# [Instructions for the task]
Report how many lines in the records hold the string "Diversification"; give the number and nothing else.

- - -

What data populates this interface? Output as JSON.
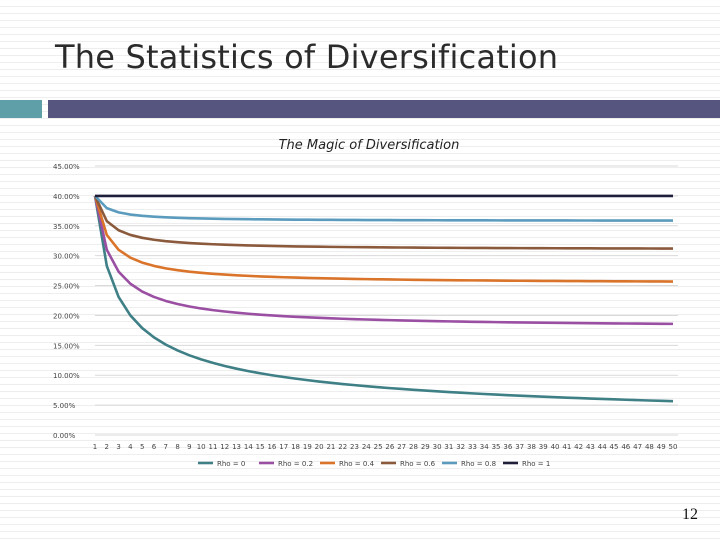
{
  "slide": {
    "title": "The Statistics of Diversification",
    "page_number": "12"
  },
  "colors": {
    "band_accent": "#5fa0a8",
    "band_main": "#55557f",
    "series": [
      "#3f7f86",
      "#9a4fa3",
      "#d9742a",
      "#8b5a3c",
      "#5b9bbd",
      "#1f1f3a"
    ]
  },
  "chart_data": {
    "type": "line",
    "title": "The Magic of Diversification",
    "xlabel": "",
    "ylabel": "",
    "x": [
      1,
      2,
      3,
      4,
      5,
      6,
      7,
      8,
      9,
      10,
      11,
      12,
      13,
      14,
      15,
      16,
      17,
      18,
      19,
      20,
      21,
      22,
      23,
      24,
      25,
      26,
      27,
      28,
      29,
      30,
      31,
      32,
      33,
      34,
      35,
      36,
      37,
      38,
      39,
      40,
      41,
      42,
      43,
      44,
      45,
      46,
      47,
      48,
      49,
      50
    ],
    "ylim": [
      0,
      0.45
    ],
    "yticks": [
      0,
      0.05,
      0.1,
      0.15,
      0.2,
      0.25,
      0.3,
      0.35,
      0.4,
      0.45
    ],
    "ytick_labels": [
      "0.00%",
      "5.00%",
      "10.00%",
      "15.00%",
      "20.00%",
      "25.00%",
      "30.00%",
      "35.00%",
      "40.00%",
      "45.00%"
    ],
    "single_asset_sd": 0.4,
    "legend_position": "bottom",
    "grid": true,
    "series": [
      {
        "name": "Rho = 0",
        "rho": 0
      },
      {
        "name": "Rho = 0.2",
        "rho": 0.2
      },
      {
        "name": "Rho = 0.4",
        "rho": 0.4
      },
      {
        "name": "Rho = 0.6",
        "rho": 0.6
      },
      {
        "name": "Rho = 0.8",
        "rho": 0.8
      },
      {
        "name": "Rho = 1",
        "rho": 1
      }
    ]
  }
}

- - -

# [Response to the exercise]
2